▸ WHAT IS EXPECTED
Show all lines that include the string "postępowaniu"; copy each one.

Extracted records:
•••
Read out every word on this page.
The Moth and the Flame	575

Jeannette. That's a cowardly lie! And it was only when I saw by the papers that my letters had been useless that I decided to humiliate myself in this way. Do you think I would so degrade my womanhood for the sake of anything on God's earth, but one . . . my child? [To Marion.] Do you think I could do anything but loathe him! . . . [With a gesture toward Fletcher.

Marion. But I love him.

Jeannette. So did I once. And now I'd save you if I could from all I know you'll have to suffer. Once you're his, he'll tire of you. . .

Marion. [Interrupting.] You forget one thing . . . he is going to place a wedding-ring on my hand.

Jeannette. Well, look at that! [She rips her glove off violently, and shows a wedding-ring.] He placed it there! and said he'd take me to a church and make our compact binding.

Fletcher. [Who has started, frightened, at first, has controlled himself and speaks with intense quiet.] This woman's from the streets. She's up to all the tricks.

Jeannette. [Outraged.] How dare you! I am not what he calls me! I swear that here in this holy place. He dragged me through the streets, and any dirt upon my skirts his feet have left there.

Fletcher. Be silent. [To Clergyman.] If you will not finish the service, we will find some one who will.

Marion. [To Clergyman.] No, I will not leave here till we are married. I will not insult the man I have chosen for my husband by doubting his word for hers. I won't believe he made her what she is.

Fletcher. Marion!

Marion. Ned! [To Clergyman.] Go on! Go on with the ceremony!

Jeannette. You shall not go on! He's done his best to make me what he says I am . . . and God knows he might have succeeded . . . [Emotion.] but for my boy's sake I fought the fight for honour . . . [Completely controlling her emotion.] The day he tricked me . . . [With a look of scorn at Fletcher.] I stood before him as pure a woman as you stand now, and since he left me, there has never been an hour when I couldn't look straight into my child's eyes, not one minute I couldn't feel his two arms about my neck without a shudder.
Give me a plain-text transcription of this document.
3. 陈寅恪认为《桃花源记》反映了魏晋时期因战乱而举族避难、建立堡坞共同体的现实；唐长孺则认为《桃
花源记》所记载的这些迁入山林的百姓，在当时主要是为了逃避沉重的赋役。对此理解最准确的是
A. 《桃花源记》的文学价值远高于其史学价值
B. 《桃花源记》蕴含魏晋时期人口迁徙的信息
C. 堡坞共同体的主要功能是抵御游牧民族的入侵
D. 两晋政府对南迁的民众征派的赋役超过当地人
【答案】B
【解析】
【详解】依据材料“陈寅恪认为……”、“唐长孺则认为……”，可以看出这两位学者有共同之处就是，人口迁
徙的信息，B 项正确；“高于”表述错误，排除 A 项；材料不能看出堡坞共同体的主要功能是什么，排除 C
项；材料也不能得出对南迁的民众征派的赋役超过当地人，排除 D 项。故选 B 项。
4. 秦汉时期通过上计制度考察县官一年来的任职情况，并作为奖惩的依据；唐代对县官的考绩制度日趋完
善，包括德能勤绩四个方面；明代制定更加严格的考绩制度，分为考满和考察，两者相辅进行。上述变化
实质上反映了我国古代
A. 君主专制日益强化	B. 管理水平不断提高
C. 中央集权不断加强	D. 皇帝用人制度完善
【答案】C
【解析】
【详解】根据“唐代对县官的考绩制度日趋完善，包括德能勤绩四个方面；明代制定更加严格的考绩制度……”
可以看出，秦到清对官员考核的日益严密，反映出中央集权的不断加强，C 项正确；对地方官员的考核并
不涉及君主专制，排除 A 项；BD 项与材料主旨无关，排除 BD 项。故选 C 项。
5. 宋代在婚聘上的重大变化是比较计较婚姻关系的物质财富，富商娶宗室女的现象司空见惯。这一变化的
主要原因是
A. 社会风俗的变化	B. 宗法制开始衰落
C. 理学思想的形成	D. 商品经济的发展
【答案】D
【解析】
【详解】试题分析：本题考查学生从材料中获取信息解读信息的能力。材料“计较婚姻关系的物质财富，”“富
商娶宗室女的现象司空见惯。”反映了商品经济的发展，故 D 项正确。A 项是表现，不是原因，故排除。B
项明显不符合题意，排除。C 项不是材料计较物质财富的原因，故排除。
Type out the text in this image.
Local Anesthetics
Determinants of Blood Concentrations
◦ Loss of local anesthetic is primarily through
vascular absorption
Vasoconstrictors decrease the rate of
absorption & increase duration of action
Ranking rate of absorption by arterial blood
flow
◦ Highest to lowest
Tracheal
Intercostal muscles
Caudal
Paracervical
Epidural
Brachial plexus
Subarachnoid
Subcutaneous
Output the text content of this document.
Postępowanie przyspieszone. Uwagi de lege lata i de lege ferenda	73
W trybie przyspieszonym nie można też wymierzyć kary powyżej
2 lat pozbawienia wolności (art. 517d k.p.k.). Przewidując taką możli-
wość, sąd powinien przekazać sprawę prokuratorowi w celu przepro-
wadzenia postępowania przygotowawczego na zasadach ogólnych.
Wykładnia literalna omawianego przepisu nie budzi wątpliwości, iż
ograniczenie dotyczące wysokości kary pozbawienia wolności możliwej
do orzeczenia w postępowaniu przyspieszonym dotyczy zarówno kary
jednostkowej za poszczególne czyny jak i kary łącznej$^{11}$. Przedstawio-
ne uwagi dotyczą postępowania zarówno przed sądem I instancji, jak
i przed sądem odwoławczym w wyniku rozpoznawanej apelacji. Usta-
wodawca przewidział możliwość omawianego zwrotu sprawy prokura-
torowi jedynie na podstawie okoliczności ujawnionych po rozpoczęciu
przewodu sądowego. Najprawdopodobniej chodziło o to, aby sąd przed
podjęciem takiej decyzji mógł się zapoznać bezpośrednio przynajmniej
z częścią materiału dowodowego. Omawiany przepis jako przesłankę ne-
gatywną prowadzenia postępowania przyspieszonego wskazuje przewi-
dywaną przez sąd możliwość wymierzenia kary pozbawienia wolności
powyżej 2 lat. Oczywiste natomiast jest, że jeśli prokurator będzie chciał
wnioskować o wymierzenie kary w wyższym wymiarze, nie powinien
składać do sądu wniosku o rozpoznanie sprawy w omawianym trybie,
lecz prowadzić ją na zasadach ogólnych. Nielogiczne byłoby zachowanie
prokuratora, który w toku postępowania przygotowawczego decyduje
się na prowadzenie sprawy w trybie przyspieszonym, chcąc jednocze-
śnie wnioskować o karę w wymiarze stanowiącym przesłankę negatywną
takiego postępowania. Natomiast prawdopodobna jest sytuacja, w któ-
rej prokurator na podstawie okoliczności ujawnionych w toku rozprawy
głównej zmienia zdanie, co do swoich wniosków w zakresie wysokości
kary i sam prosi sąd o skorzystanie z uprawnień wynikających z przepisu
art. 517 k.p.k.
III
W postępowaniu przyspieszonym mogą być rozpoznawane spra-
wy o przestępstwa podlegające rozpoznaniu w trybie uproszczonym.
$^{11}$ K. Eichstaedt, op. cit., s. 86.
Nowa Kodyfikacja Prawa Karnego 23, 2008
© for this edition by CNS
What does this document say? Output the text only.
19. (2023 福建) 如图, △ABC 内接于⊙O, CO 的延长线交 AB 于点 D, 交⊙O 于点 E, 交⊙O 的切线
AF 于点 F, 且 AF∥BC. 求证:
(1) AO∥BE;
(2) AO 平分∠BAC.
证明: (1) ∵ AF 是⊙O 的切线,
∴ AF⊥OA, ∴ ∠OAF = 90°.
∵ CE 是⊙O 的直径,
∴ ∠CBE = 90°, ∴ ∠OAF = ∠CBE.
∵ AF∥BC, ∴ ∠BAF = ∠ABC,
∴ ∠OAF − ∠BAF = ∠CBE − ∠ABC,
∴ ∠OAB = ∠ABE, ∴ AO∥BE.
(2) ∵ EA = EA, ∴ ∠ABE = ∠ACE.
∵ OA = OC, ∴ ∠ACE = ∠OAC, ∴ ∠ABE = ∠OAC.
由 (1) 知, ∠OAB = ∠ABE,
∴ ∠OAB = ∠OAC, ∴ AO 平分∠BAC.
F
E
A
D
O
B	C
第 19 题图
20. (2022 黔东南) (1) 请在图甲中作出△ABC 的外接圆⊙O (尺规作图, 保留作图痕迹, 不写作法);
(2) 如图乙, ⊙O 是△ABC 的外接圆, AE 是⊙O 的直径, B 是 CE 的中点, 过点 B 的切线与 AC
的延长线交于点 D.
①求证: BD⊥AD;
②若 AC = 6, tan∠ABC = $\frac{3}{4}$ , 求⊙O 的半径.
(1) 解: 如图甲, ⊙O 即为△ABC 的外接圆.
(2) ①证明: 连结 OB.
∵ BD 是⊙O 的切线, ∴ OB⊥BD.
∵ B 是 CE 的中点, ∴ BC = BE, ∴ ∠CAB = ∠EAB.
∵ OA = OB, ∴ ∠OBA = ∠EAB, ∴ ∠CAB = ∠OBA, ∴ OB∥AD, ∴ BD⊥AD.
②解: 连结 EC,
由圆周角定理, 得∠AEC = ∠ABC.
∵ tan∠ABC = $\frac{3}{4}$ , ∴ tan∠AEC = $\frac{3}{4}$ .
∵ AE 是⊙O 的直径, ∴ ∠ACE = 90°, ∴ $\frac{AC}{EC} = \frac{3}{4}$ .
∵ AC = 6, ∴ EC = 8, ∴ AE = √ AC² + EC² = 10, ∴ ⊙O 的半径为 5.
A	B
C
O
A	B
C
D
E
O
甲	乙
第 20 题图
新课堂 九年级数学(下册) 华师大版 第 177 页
•••
▸ FULL RESPONSE
do orzeczenia w postępowaniu przyspieszonym dotyczy zarówno kary
W postępowaniu przyspieszonym mogą być rozpoznawane spra-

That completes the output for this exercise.